----- EXCERPTED RECORDS -----
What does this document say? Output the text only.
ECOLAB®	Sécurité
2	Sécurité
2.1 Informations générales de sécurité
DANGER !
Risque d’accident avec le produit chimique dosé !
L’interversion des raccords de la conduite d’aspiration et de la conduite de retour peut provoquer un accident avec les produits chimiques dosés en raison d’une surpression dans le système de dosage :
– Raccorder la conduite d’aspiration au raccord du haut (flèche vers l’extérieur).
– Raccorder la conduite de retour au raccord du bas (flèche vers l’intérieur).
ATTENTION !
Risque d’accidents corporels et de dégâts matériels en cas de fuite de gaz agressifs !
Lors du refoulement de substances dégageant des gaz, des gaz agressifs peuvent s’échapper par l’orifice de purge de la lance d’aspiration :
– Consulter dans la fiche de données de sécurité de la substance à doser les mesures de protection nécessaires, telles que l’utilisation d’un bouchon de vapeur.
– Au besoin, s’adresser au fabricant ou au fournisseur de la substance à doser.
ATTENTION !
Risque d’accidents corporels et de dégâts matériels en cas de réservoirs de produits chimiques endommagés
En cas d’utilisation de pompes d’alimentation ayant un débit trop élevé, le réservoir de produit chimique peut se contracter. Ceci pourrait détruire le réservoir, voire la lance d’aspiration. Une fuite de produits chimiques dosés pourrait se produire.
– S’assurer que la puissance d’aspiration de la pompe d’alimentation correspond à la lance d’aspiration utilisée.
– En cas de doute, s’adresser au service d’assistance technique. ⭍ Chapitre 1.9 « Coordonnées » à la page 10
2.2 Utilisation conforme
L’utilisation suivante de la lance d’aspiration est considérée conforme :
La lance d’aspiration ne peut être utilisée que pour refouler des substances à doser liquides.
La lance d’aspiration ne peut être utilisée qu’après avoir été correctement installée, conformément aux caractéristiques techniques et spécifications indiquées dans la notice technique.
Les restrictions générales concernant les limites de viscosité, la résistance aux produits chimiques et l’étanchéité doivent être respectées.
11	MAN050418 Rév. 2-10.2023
-----
Go through the data above and find the lines with the word "générales". Copy each of those lines.

ANSWER TO THE TASK ▸
2.1 Informations générales de sécurité
Les restrictions générales concernant les limites de viscosité, la résistance aux produits chimiques et l’étanchéité doivent être respectées.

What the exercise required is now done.